_Provided data:_
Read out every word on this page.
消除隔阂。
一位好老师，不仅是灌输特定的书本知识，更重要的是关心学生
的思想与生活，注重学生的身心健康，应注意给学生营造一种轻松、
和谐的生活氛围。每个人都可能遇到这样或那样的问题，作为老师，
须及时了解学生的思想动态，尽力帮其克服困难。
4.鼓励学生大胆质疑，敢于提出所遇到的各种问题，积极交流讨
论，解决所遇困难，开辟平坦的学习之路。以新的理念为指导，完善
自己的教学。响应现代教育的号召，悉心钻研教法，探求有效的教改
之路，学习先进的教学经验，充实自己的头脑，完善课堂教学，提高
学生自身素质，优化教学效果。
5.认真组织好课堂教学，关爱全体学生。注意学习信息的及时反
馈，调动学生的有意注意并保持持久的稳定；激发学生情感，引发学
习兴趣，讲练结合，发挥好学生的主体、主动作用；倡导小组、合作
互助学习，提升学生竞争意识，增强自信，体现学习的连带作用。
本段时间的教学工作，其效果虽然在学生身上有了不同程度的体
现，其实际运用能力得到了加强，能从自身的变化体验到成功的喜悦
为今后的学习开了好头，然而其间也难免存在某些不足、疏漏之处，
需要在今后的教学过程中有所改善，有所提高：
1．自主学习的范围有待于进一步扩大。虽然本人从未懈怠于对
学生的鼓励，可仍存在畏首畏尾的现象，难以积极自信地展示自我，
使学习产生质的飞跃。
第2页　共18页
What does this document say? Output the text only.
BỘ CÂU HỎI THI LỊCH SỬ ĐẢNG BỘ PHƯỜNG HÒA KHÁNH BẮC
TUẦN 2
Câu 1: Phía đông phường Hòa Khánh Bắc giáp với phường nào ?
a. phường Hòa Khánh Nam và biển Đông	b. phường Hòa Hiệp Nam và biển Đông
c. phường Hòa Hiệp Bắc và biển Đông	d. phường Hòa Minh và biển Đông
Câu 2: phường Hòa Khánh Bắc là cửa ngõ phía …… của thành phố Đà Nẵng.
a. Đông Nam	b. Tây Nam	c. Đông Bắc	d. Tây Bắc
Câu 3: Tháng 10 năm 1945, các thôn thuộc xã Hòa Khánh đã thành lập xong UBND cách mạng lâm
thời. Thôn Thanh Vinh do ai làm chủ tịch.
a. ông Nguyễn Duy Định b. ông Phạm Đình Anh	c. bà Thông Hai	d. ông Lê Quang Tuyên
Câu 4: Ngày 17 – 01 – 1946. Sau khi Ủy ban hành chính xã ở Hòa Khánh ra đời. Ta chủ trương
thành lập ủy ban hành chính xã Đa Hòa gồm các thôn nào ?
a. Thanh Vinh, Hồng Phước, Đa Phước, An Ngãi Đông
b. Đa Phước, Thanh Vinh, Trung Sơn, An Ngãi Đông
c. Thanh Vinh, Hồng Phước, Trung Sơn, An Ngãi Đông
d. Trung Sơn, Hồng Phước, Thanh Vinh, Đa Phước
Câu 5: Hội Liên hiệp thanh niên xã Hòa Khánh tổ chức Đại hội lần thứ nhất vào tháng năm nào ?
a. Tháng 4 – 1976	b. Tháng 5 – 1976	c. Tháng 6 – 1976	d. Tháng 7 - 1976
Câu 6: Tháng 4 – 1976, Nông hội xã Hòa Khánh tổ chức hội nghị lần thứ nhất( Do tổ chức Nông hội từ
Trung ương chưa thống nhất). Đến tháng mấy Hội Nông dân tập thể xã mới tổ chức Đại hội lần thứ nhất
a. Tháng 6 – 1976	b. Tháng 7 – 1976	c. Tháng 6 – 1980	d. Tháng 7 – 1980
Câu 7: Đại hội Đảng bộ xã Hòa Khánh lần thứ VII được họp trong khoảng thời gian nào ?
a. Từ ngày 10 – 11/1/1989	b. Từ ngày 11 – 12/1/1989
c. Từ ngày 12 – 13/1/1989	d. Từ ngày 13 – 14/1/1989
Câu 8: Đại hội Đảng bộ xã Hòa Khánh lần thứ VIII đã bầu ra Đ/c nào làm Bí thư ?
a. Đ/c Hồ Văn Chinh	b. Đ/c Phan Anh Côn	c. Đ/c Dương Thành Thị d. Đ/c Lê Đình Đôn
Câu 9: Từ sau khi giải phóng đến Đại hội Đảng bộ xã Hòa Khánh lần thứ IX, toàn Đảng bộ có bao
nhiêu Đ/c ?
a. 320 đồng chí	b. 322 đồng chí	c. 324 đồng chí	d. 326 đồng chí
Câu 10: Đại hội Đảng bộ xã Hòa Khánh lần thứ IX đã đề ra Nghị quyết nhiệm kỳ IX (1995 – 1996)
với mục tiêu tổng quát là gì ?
...
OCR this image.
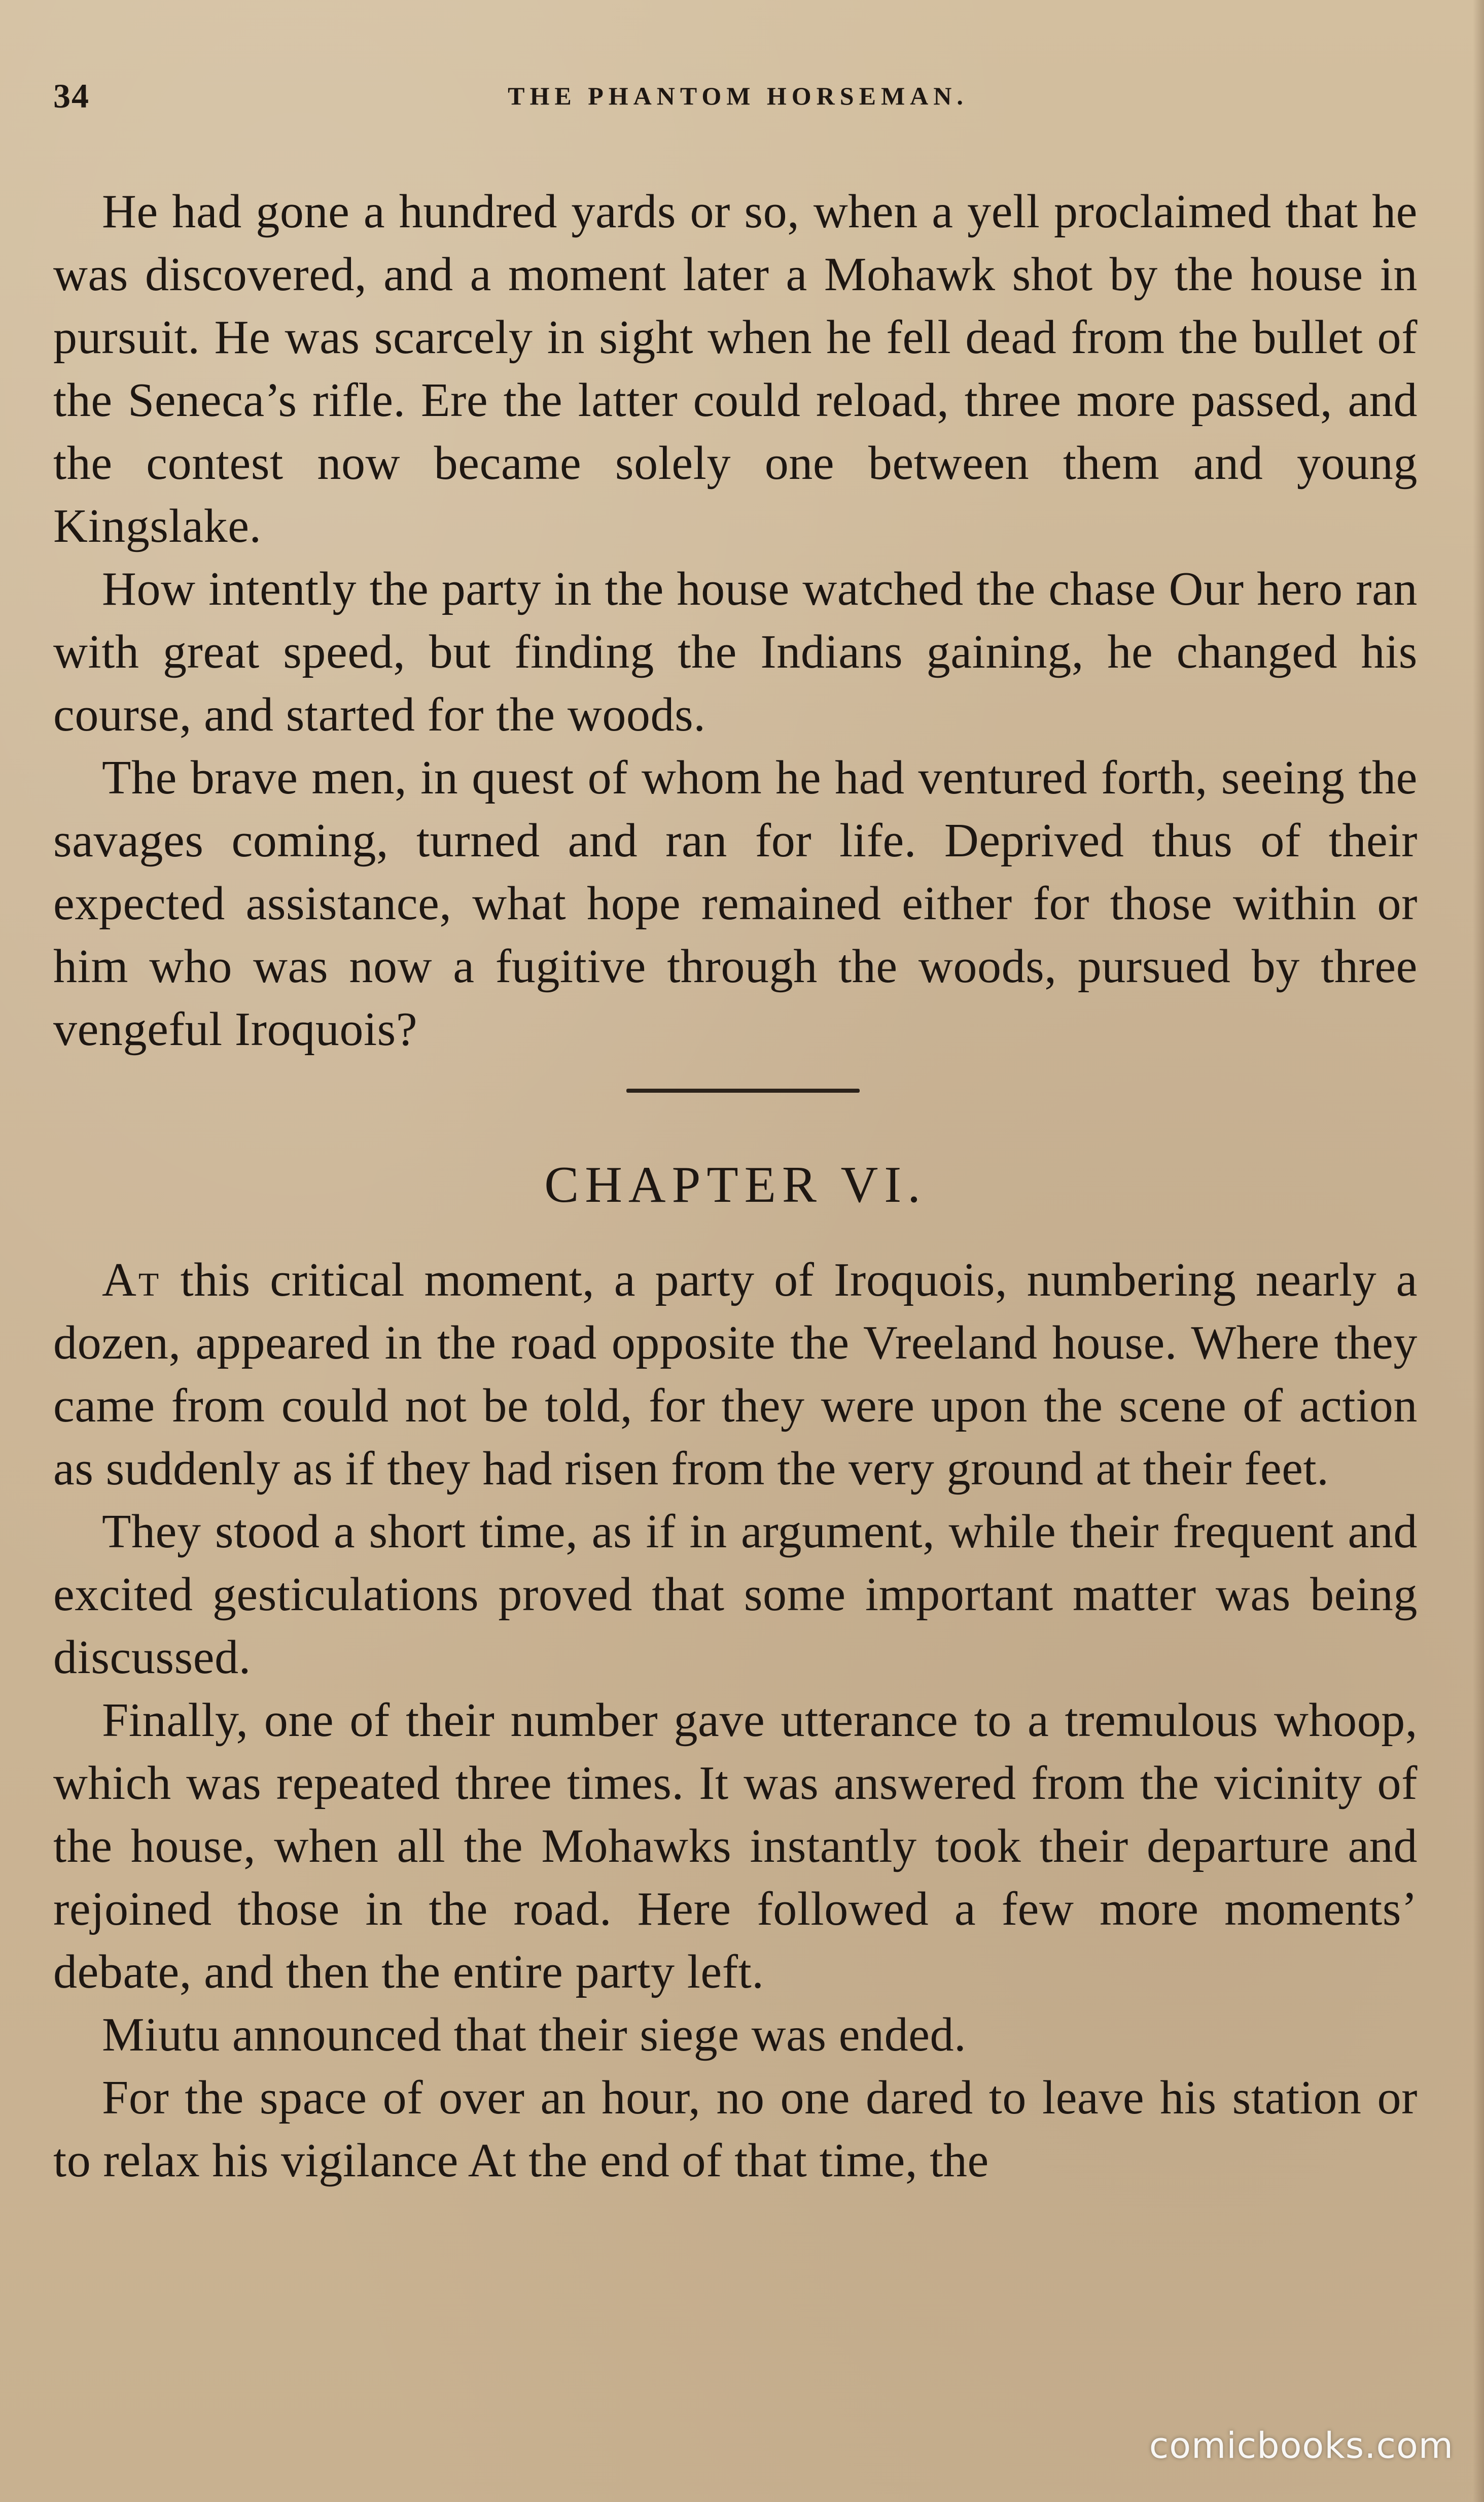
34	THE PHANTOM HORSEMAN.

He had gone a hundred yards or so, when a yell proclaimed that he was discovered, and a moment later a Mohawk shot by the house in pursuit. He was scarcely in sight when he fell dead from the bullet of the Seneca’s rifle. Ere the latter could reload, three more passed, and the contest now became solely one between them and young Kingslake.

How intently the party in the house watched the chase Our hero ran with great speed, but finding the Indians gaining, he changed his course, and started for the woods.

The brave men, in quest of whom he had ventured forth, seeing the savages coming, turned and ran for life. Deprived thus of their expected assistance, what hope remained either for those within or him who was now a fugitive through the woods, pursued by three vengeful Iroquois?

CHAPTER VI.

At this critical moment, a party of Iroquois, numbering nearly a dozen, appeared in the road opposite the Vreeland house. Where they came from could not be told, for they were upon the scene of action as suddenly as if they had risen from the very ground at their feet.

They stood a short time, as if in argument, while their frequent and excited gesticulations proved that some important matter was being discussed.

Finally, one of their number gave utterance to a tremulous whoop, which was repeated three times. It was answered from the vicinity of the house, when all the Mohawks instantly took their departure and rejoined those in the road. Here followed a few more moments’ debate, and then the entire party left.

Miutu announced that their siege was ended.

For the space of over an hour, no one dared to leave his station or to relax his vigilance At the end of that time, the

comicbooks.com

_Given instruction:_
From the listing above, report the number of lines containing the string "Trung", without any accompanying remarks.

_Solution to this task:_
4